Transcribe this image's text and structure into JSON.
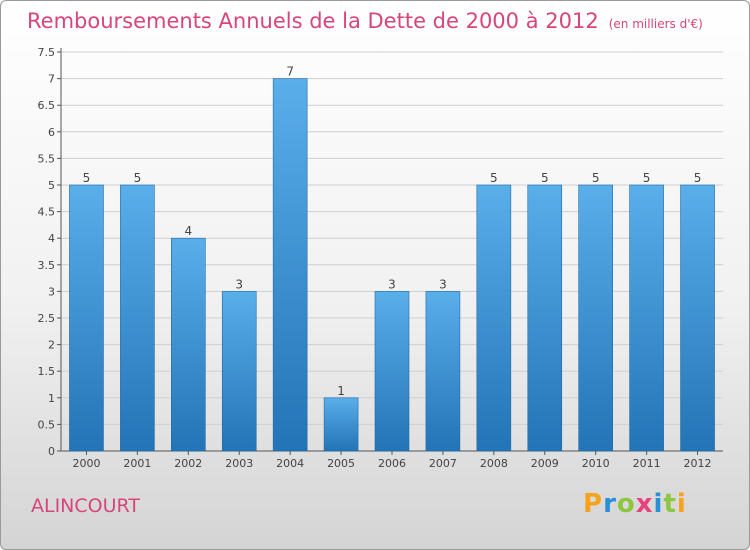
{
  "header": {
    "title": "Remboursements Annuels de la Dette de 2000 à 2012",
    "subtitle": "(en milliers d'€)"
  },
  "commune": "ALINCOURT",
  "brand": {
    "text": "Proxiti",
    "letter_colors": [
      "#f7a21b",
      "#2b8fd8",
      "#8dc63f",
      "#e8417b",
      "#2b8fd8",
      "#8dc63f",
      "#f7a21b"
    ]
  },
  "colors": {
    "title": "#d8457a",
    "bar_top": "#5aaeea",
    "bar_bottom": "#2374b6",
    "bar_edge": "#1f6aa8",
    "grid": "#cfcfcf"
  },
  "chart_data": {
    "type": "bar",
    "categories": [
      "2000",
      "2001",
      "2002",
      "2003",
      "2004",
      "2005",
      "2006",
      "2007",
      "2008",
      "2009",
      "2010",
      "2011",
      "2012"
    ],
    "values": [
      5,
      5,
      4,
      3,
      7,
      1,
      3,
      3,
      5,
      5,
      5,
      5,
      5
    ],
    "data_labels": [
      "5",
      "5",
      "4",
      "3",
      "7",
      "1",
      "3",
      "3",
      "5",
      "5",
      "5",
      "5",
      "5"
    ],
    "yticks": [
      "0",
      "0.5",
      "1",
      "1.5",
      "2",
      "2.5",
      "3",
      "3.5",
      "4",
      "4.5",
      "5",
      "5.5",
      "6",
      "6.5",
      "7",
      "7.5"
    ],
    "ylim": [
      0,
      7.5
    ],
    "grid": true
  }
}
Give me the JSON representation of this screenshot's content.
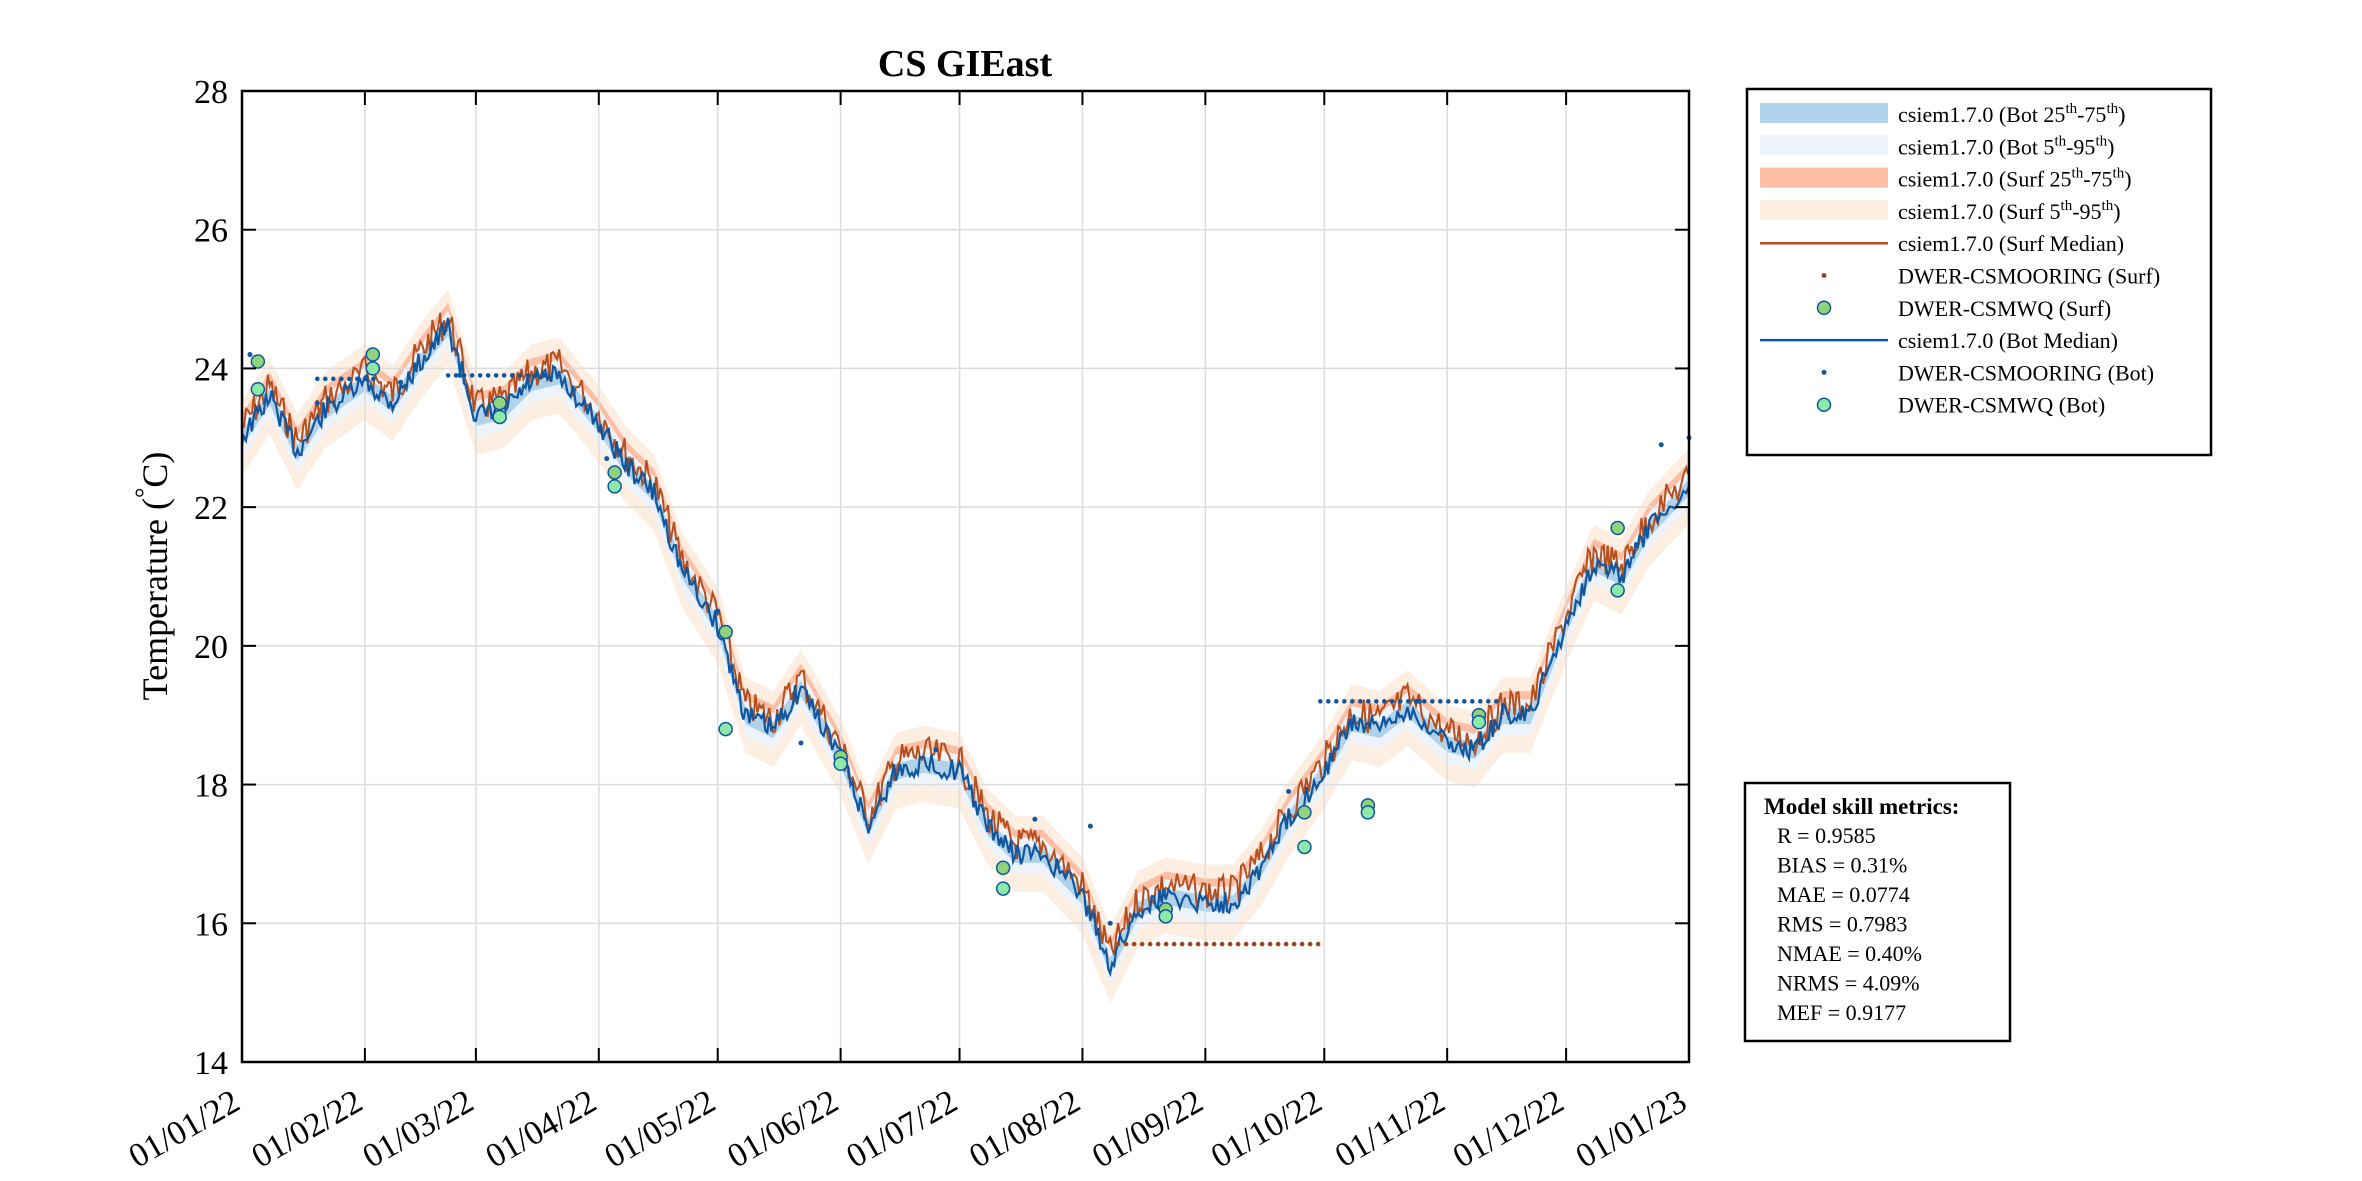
{
  "chart_data": {
    "type": "line",
    "title": "CS GIEast",
    "ylabel_prefix": "Temperature (",
    "ylabel_degree": "°",
    "ylabel_unit": "C)",
    "xlabel": "",
    "ylim": [
      14,
      28
    ],
    "yticks": [
      14,
      16,
      18,
      20,
      22,
      24,
      26,
      28
    ],
    "xlim": [
      "2022-01-01",
      "2023-01-01"
    ],
    "xtick_labels": [
      "01/01/22",
      "01/02/22",
      "01/03/22",
      "01/04/22",
      "01/05/22",
      "01/06/22",
      "01/07/22",
      "01/08/22",
      "01/09/22",
      "01/10/22",
      "01/11/22",
      "01/12/22",
      "01/01/23"
    ],
    "grid": true,
    "legend_position": "outside-top-right",
    "colors": {
      "bot_25_75": "#b0d2ea",
      "bot_5_95": "#edf3fa",
      "surf_25_75": "#fcbfa6",
      "surf_5_95": "#fdeee2",
      "surf_median": "#b5501e",
      "surf_mooring": "#a0451c",
      "surf_mwq_fill": "#8fd47a",
      "bot_median": "#10579f",
      "bot_mooring": "#10579f",
      "bot_mwq_fill": "#8ceaa8"
    },
    "legend": [
      {
        "base": "csiem1.7.0 (Bot 25",
        "sup1": "th",
        "mid": "-75",
        "sup2": "th",
        "end": ")",
        "swatch": "bot_25_75"
      },
      {
        "base": "csiem1.7.0 (Bot 5",
        "sup1": "th",
        "mid": "-95",
        "sup2": "th",
        "end": ")",
        "swatch": "bot_5_95"
      },
      {
        "base": "csiem1.7.0 (Surf 25",
        "sup1": "th",
        "mid": "-75",
        "sup2": "th",
        "end": ")",
        "swatch": "surf_25_75"
      },
      {
        "base": "csiem1.7.0 (Surf 5",
        "sup1": "th",
        "mid": "-95",
        "sup2": "th",
        "end": ")",
        "swatch": "surf_5_95"
      },
      {
        "base": "csiem1.7.0 (Surf Median)",
        "line": "surf_median"
      },
      {
        "base": "DWER-CSMOORING (Surf)",
        "dot": "surf_mooring"
      },
      {
        "base": "DWER-CSMWQ (Surf)",
        "circle": "surf_mwq_fill"
      },
      {
        "base": "csiem1.7.0 (Bot Median)",
        "line": "bot_median"
      },
      {
        "base": "DWER-CSMOORING (Bot)",
        "dot": "bot_mooring"
      },
      {
        "base": "DWER-CSMWQ (Bot)",
        "circle": "bot_mwq_fill"
      }
    ],
    "series": [
      {
        "name": "csiem1.7.0 (Bot Median)",
        "x": [
          "2022-01-01",
          "2022-01-08",
          "2022-01-15",
          "2022-01-22",
          "2022-02-01",
          "2022-02-08",
          "2022-02-15",
          "2022-02-22",
          "2022-03-01",
          "2022-03-08",
          "2022-03-15",
          "2022-03-22",
          "2022-04-01",
          "2022-04-08",
          "2022-04-15",
          "2022-04-22",
          "2022-05-01",
          "2022-05-08",
          "2022-05-15",
          "2022-05-22",
          "2022-06-01",
          "2022-06-08",
          "2022-06-15",
          "2022-06-22",
          "2022-07-01",
          "2022-07-08",
          "2022-07-15",
          "2022-07-22",
          "2022-08-01",
          "2022-08-08",
          "2022-08-15",
          "2022-08-22",
          "2022-09-01",
          "2022-09-08",
          "2022-09-15",
          "2022-09-22",
          "2022-10-01",
          "2022-10-08",
          "2022-10-15",
          "2022-10-22",
          "2022-11-01",
          "2022-11-08",
          "2022-11-15",
          "2022-11-22",
          "2022-12-01",
          "2022-12-08",
          "2022-12-15",
          "2022-12-22",
          "2023-01-01"
        ],
        "y": [
          23.0,
          23.6,
          22.8,
          23.4,
          23.8,
          23.5,
          24.1,
          24.6,
          23.3,
          23.4,
          23.8,
          23.9,
          23.2,
          22.6,
          22.2,
          21.1,
          20.3,
          19.0,
          18.8,
          19.4,
          18.4,
          17.4,
          18.2,
          18.3,
          18.2,
          17.4,
          17.0,
          17.0,
          16.4,
          15.4,
          16.2,
          16.4,
          16.3,
          16.3,
          16.8,
          17.5,
          18.2,
          18.9,
          18.8,
          19.1,
          18.6,
          18.5,
          19.0,
          19.0,
          20.3,
          21.2,
          21.0,
          21.7,
          22.3
        ]
      },
      {
        "name": "DWER-CSMOORING (Surf)",
        "x": [
          "2022-08-10",
          "2022-09-30"
        ],
        "y": [
          15.7,
          15.7
        ]
      },
      {
        "name": "DWER-CSMOORING (Bot)",
        "x": [
          "2022-01-03",
          "2022-01-20",
          "2022-02-10",
          "2022-02-25",
          "2022-03-18",
          "2022-04-03",
          "2022-05-01",
          "2022-05-22",
          "2022-06-25",
          "2022-07-20",
          "2022-08-03",
          "2022-08-08",
          "2022-09-22",
          "2022-10-25",
          "2022-12-25",
          "2023-01-01"
        ],
        "y": [
          24.2,
          23.5,
          23.8,
          23.9,
          23.9,
          22.7,
          20.5,
          18.6,
          18.5,
          17.5,
          17.4,
          16.0,
          17.9,
          19.2,
          22.9,
          23.0
        ]
      },
      {
        "name": "DWER-CSMWQ (Surf)",
        "x": [
          "2022-01-05",
          "2022-02-03",
          "2022-03-07",
          "2022-04-05",
          "2022-05-03",
          "2022-06-01",
          "2022-07-12",
          "2022-08-22",
          "2022-09-26",
          "2022-10-12",
          "2022-11-09",
          "2022-12-14"
        ],
        "y": [
          24.1,
          24.2,
          23.5,
          22.5,
          20.2,
          18.4,
          16.8,
          16.2,
          17.6,
          17.7,
          19.0,
          21.7
        ]
      },
      {
        "name": "DWER-CSMWQ (Bot)",
        "x": [
          "2022-01-05",
          "2022-02-03",
          "2022-03-07",
          "2022-04-05",
          "2022-05-03",
          "2022-06-01",
          "2022-07-12",
          "2022-08-22",
          "2022-09-26",
          "2022-10-12",
          "2022-11-09",
          "2022-12-14"
        ],
        "y": [
          23.7,
          24.0,
          23.3,
          22.3,
          18.8,
          18.3,
          16.5,
          16.1,
          17.1,
          17.6,
          18.9,
          20.8
        ]
      }
    ],
    "metrics": {
      "title": "Model skill metrics:",
      "lines": [
        "R    = 0.9585",
        "BIAS = 0.31%",
        "MAE  = 0.0774",
        "RMS  = 0.7983",
        "NMAE = 0.40%",
        "NRMS = 4.09%",
        "MEF  = 0.9177"
      ]
    }
  }
}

## [GIVEN PROBLEM]
Copy out each line of the records that holds the string "circle".

## [CORRECT RESPONSE]
        "circle": "surf_mwq_fill"
        "circle": "bot_mwq_fill"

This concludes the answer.